Start of Input
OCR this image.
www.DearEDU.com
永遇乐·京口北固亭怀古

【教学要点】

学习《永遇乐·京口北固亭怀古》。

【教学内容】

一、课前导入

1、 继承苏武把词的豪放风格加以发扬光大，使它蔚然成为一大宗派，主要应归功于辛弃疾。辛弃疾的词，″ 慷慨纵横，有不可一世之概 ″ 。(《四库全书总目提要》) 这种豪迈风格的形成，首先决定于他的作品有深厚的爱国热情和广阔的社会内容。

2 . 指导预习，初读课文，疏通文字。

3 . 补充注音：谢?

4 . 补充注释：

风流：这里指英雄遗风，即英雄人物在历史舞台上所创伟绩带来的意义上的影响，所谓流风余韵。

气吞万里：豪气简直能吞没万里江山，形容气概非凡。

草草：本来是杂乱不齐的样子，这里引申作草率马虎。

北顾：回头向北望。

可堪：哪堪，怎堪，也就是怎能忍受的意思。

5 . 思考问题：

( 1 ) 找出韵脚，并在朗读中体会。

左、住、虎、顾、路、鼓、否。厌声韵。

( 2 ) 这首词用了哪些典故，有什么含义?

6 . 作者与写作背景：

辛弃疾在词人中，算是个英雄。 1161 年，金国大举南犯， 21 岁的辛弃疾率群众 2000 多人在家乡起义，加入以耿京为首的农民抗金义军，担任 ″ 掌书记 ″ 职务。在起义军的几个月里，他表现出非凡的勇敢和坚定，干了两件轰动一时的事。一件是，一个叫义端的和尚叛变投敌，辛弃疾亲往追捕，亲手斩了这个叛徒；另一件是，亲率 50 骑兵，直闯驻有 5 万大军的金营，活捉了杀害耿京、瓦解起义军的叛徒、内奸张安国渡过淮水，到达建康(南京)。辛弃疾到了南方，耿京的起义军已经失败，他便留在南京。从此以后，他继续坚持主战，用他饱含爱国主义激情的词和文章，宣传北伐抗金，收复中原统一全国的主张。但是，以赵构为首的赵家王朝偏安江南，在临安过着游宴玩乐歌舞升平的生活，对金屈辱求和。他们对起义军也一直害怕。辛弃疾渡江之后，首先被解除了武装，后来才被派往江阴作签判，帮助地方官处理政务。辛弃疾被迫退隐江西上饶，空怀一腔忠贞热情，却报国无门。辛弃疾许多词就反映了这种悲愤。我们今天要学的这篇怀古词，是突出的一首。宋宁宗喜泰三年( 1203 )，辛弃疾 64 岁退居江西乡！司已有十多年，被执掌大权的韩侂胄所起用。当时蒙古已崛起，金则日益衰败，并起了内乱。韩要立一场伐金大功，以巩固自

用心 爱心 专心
End of Input
Task brief:
Copy out the whole listing exactly; please set it all down.

Response:
OCR this image.
www.DearEDU.com
永遇乐·京口北固亭怀古

【教学要点】

学习《永遇乐·京口北固亭怀古》。

【教学内容】

一、课前导入

1、 继承苏武把词的豪放风格加以发扬光大，使它蔚然成为一大宗派，主要应归功于辛弃疾。辛弃疾的词，″ 慷慨纵横，有不可一世之概 ″ 。(《四库全书总目提要》) 这种豪迈风格的形成，首先决定于他的作品有深厚的爱国热情和广阔的社会内容。

2 . 指导预习，初读课文，疏通文字。

3 . 补充注音：谢?

4 . 补充注释：

风流：这里指英雄遗风，即英雄人物在历史舞台上所创伟绩带来的意义上的影响，所谓流风余韵。

气吞万里：豪气简直能吞没万里江山，形容气概非凡。

草草：本来是杂乱不齐的样子，这里引申作草率马虎。

北顾：回头向北望。

可堪：哪堪，怎堪，也就是怎能忍受的意思。

5 . 思考问题：

( 1 ) 找出韵脚，并在朗读中体会。

左、住、虎、顾、路、鼓、否。厌声韵。

( 2 ) 这首词用了哪些典故，有什么含义?

6 . 作者与写作背景：

辛弃疾在词人中，算是个英雄。 1161 年，金国大举南犯， 21 岁的辛弃疾率群众 2000 多人在家乡起义，加入以耿京为首的农民抗金义军，担任 ″ 掌书记 ″ 职务。在起义军的几个月里，他表现出非凡的勇敢和坚定，干了两件轰动一时的事。一件是，一个叫义端的和尚叛变投敌，辛弃疾亲往追捕，亲手斩了这个叛徒；另一件是，亲率 50 骑兵，直闯驻有 5 万大军的金营，活捉了杀害耿京、瓦解起义军的叛徒、内奸张安国渡过淮水，到达建康(南京)。辛弃疾到了南方，耿京的起义军已经失败，他便留在南京。从此以后，他继续坚持主战，用他饱含爱国主义激情的词和文章，宣传北伐抗金，收复中原统一全国的主张。但是，以赵构为首的赵家王朝偏安江南，在临安过着游宴玩乐歌舞升平的生活，对金屈辱求和。他们对起义军也一直害怕。辛弃疾渡江之后，首先被解除了武装，后来才被派往江阴作签判，帮助地方官处理政务。辛弃疾被迫退隐江西上饶，空怀一腔忠贞热情，却报国无门。辛弃疾许多词就反映了这种悲愤。我们今天要学的这篇怀古词，是突出的一首。宋宁宗喜泰三年( 1203 )，辛弃疾 64 岁退居江西乡！司已有十多年，被执掌大权的韩侂胄所起用。当时蒙古已崛起，金则日益衰败，并起了内乱。韩要立一场伐金大功，以巩固自

用心 爱心 专心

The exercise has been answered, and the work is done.